Return the entries below verbatim. Pictures stay out.

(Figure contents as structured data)
[BEGIN]
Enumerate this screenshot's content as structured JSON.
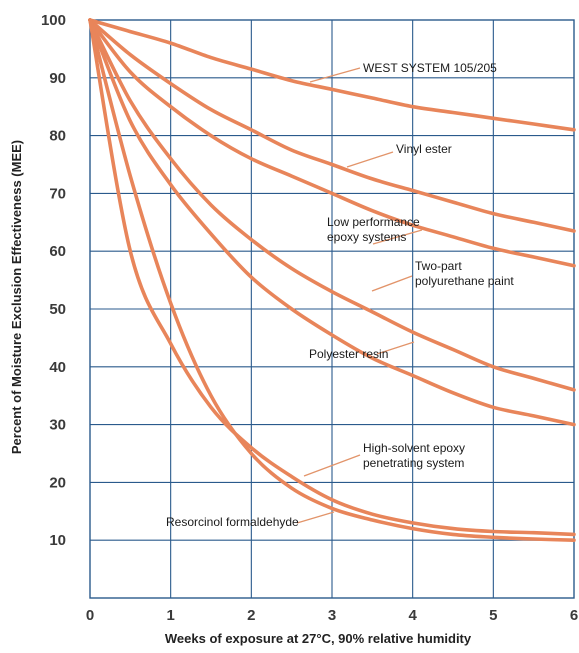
{
  "chart_data": {
    "type": "line",
    "title": "",
    "xlabel": "Weeks of exposure at 27°C, 90% relative humidity",
    "ylabel": "Percent of Moisture Exclusion Effectiveness (MEE)",
    "xlim": [
      0,
      6
    ],
    "ylim": [
      0,
      100
    ],
    "x_ticks": [
      "0",
      "1",
      "2",
      "3",
      "4",
      "5",
      "6"
    ],
    "y_ticks": [
      "10",
      "20",
      "30",
      "40",
      "50",
      "60",
      "70",
      "80",
      "90",
      "100"
    ],
    "grid": true,
    "legend": "none (curves labeled directly)",
    "line_color": "#e8855a",
    "x": [
      0,
      0.5,
      1,
      1.5,
      2,
      2.5,
      3,
      3.5,
      4,
      4.5,
      5,
      5.5,
      6
    ],
    "series": [
      {
        "name": "WEST SYSTEM 105/205",
        "values": [
          100,
          98,
          96,
          93.5,
          91.5,
          89.5,
          88,
          86.5,
          85,
          84,
          83,
          82,
          81
        ]
      },
      {
        "name": "Vinyl ester",
        "values": [
          100,
          94,
          89,
          84.5,
          81,
          77.5,
          75,
          72.5,
          70.5,
          68.5,
          66.5,
          65,
          63.5
        ]
      },
      {
        "name": "Low performance epoxy systems",
        "values": [
          100,
          91,
          85,
          80,
          76,
          73,
          70,
          67,
          64.5,
          62.5,
          60.5,
          59,
          57.5
        ]
      },
      {
        "name": "Two-part polyurethane paint",
        "values": [
          100,
          86,
          76,
          68,
          62,
          57,
          53,
          49.5,
          46,
          43,
          40,
          38,
          36
        ]
      },
      {
        "name": "Polyester resin",
        "values": [
          100,
          82.5,
          71.5,
          63,
          55.5,
          50,
          45.5,
          41.5,
          38.5,
          35.5,
          33,
          31.5,
          30
        ]
      },
      {
        "name": "High-solvent epoxy penetrating system",
        "values": [
          100,
          60,
          44,
          33,
          26,
          21,
          17,
          14.5,
          13,
          12,
          11.5,
          11.3,
          11
        ]
      },
      {
        "name": "Resorcinol formaldehyde",
        "values": [
          100,
          73,
          51,
          35,
          25,
          19,
          15.5,
          13.5,
          12,
          11,
          10.5,
          10.2,
          10
        ]
      }
    ],
    "annotations": [
      {
        "text": "WEST SYSTEM 105/205"
      },
      {
        "text": "Vinyl ester"
      },
      {
        "lines": [
          "Low performance",
          "epoxy systems"
        ]
      },
      {
        "lines": [
          "Two-part",
          "polyurethane paint"
        ]
      },
      {
        "text": "Polyester resin"
      },
      {
        "lines": [
          "High-solvent epoxy",
          "penetrating system"
        ]
      },
      {
        "text": "Resorcinol formaldehyde"
      }
    ]
  }
}
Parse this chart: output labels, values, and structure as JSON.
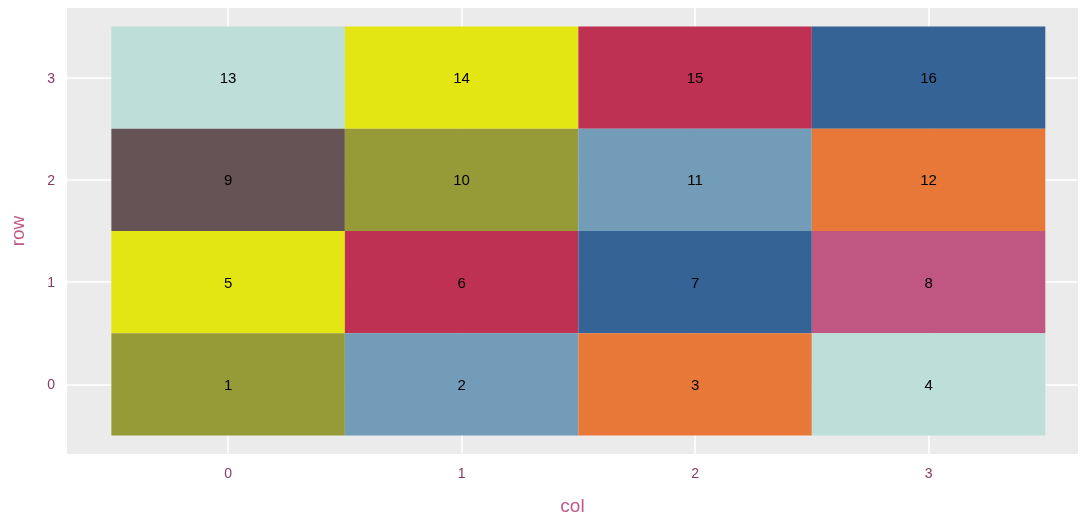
{
  "chart_data": {
    "type": "heatmap",
    "xlabel": "col",
    "ylabel": "row",
    "categories": [
      "0",
      "1",
      "2",
      "3"
    ],
    "y_categories": [
      "3",
      "2",
      "1",
      "0"
    ],
    "cells": [
      [
        13,
        14,
        15,
        16
      ],
      [
        9,
        10,
        11,
        12
      ],
      [
        5,
        6,
        7,
        8
      ],
      [
        1,
        2,
        3,
        4
      ]
    ],
    "colors": [
      [
        "#bddfd8",
        "#e4e613",
        "#be3152",
        "#366396"
      ],
      [
        "#665356",
        "#969b38",
        "#739cb8",
        "#e77838"
      ],
      [
        "#e4e613",
        "#be3152",
        "#366396",
        "#c05783"
      ],
      [
        "#969b38",
        "#739cb8",
        "#e77838",
        "#bddfd8"
      ]
    ],
    "data_labels": true,
    "grid": true
  }
}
[END]
Response for this exercise:
Enumerate this screenshot's content as structured JSON.
{
  "chart_data": {
    "type": "line",
    "title": "",
    "xlabel": "Weeks of exposure at 27°C, 90% relative humidity",
    "ylabel": "Percent of Moisture Exclusion Effectiveness (MEE)",
    "xlim": [
      0,
      6
    ],
    "ylim": [
      0,
      100
    ],
    "x_ticks": [
      "0",
      "1",
      "2",
      "3",
      "4",
      "5",
      "6"
    ],
    "y_ticks": [
      "10",
      "20",
      "30",
      "40",
      "50",
      "60",
      "70",
      "80",
      "90",
      "100"
    ],
    "grid": true,
    "legend": "none (curves labeled directly)",
    "line_color": "#e8855a",
    "x": [
      0,
      0.5,
      1,
      1.5,
      2,
      2.5,
      3,
      3.5,
      4,
      4.5,
      5,
      5.5,
      6
    ],
    "series": [
      {
        "name": "WEST SYSTEM 105/205",
        "values": [
          100,
          98,
          96,
          93.5,
          91.5,
          89.5,
          88,
          86.5,
          85,
          84,
          83,
          82,
          81
        ]
      },
      {
        "name": "Vinyl ester",
        "values": [
          100,
          94,
          89,
          84.5,
          81,
          77.5,
          75,
          72.5,
          70.5,
          68.5,
          66.5,
          65,
          63.5
        ]
      },
      {
        "name": "Low performance epoxy systems",
        "values": [
          100,
          91,
          85,
          80,
          76,
          73,
          70,
          67,
          64.5,
          62.5,
          60.5,
          59,
          57.5
        ]
      },
      {
        "name": "Two-part polyurethane paint",
        "values": [
          100,
          86,
          76,
          68,
          62,
          57,
          53,
          49.5,
          46,
          43,
          40,
          38,
          36
        ]
      },
      {
        "name": "Polyester resin",
        "values": [
          100,
          82.5,
          71.5,
          63,
          55.5,
          50,
          45.5,
          41.5,
          38.5,
          35.5,
          33,
          31.5,
          30
        ]
      },
      {
        "name": "High-solvent epoxy penetrating system",
        "values": [
          100,
          60,
          44,
          33,
          26,
          21,
          17,
          14.5,
          13,
          12,
          11.5,
          11.3,
          11
        ]
      },
      {
        "name": "Resorcinol formaldehyde",
        "values": [
          100,
          73,
          51,
          35,
          25,
          19,
          15.5,
          13.5,
          12,
          11,
          10.5,
          10.2,
          10
        ]
      }
    ],
    "annotations": [
      {
        "text": "WEST SYSTEM 105/205"
      },
      {
        "text": "Vinyl ester"
      },
      {
        "lines": [
          "Low performance",
          "epoxy systems"
        ]
      },
      {
        "lines": [
          "Two-part",
          "polyurethane paint"
        ]
      },
      {
        "text": "Polyester resin"
      },
      {
        "lines": [
          "High-solvent epoxy",
          "penetrating system"
        ]
      },
      {
        "text": "Resorcinol formaldehyde"
      }
    ]
  }
}
Parse this chart: output labels, values, and structure as JSON.
{
  "chart_data": {
    "type": "heatmap",
    "xlabel": "col",
    "ylabel": "row",
    "categories": [
      "0",
      "1",
      "2",
      "3"
    ],
    "y_categories": [
      "3",
      "2",
      "1",
      "0"
    ],
    "cells": [
      [
        13,
        14,
        15,
        16
      ],
      [
        9,
        10,
        11,
        12
      ],
      [
        5,
        6,
        7,
        8
      ],
      [
        1,
        2,
        3,
        4
      ]
    ],
    "colors": [
      [
        "#bddfd8",
        "#e4e613",
        "#be3152",
        "#366396"
      ],
      [
        "#665356",
        "#969b38",
        "#739cb8",
        "#e77838"
      ],
      [
        "#e4e613",
        "#be3152",
        "#366396",
        "#c05783"
      ],
      [
        "#969b38",
        "#739cb8",
        "#e77838",
        "#bddfd8"
      ]
    ],
    "data_labels": true,
    "grid": true
  }
}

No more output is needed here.